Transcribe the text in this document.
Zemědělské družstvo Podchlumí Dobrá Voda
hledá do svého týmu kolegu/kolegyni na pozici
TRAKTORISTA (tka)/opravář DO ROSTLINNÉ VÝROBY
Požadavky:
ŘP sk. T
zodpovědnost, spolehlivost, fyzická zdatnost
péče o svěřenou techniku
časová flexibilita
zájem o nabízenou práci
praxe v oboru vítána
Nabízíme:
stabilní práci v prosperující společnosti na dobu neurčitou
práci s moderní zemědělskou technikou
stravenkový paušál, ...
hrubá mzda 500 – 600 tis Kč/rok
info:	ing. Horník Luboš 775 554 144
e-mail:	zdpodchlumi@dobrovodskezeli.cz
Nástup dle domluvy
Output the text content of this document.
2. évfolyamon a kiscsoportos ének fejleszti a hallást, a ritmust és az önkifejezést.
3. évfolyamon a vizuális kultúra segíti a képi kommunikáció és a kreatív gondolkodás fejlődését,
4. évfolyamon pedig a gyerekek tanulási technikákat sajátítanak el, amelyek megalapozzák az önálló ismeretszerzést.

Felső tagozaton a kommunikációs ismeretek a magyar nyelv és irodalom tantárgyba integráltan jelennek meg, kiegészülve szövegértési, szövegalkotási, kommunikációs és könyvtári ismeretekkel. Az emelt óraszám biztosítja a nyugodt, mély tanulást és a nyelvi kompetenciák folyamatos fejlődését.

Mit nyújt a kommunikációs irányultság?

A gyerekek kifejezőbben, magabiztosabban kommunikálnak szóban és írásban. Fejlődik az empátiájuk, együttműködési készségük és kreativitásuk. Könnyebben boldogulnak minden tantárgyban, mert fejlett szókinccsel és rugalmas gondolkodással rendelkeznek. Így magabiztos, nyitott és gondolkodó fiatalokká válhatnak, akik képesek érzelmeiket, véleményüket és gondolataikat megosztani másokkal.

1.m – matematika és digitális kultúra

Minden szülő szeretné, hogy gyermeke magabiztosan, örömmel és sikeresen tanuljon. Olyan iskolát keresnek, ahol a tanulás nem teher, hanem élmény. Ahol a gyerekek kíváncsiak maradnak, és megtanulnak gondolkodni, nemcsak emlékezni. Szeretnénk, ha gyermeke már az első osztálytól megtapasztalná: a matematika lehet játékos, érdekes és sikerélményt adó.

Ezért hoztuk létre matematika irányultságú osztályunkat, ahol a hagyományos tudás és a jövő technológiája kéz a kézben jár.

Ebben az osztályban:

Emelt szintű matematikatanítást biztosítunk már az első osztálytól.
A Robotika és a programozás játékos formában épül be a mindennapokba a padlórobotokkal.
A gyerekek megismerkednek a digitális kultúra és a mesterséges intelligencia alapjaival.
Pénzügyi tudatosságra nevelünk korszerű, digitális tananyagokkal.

▸ **EXERCISE DESCRIPTION**: Pull every line containing "text" from the material above.

▸ **SOLUTION FOR THIS EXERCISE**:
Transcribe the text in this document.
Output the text content of this document.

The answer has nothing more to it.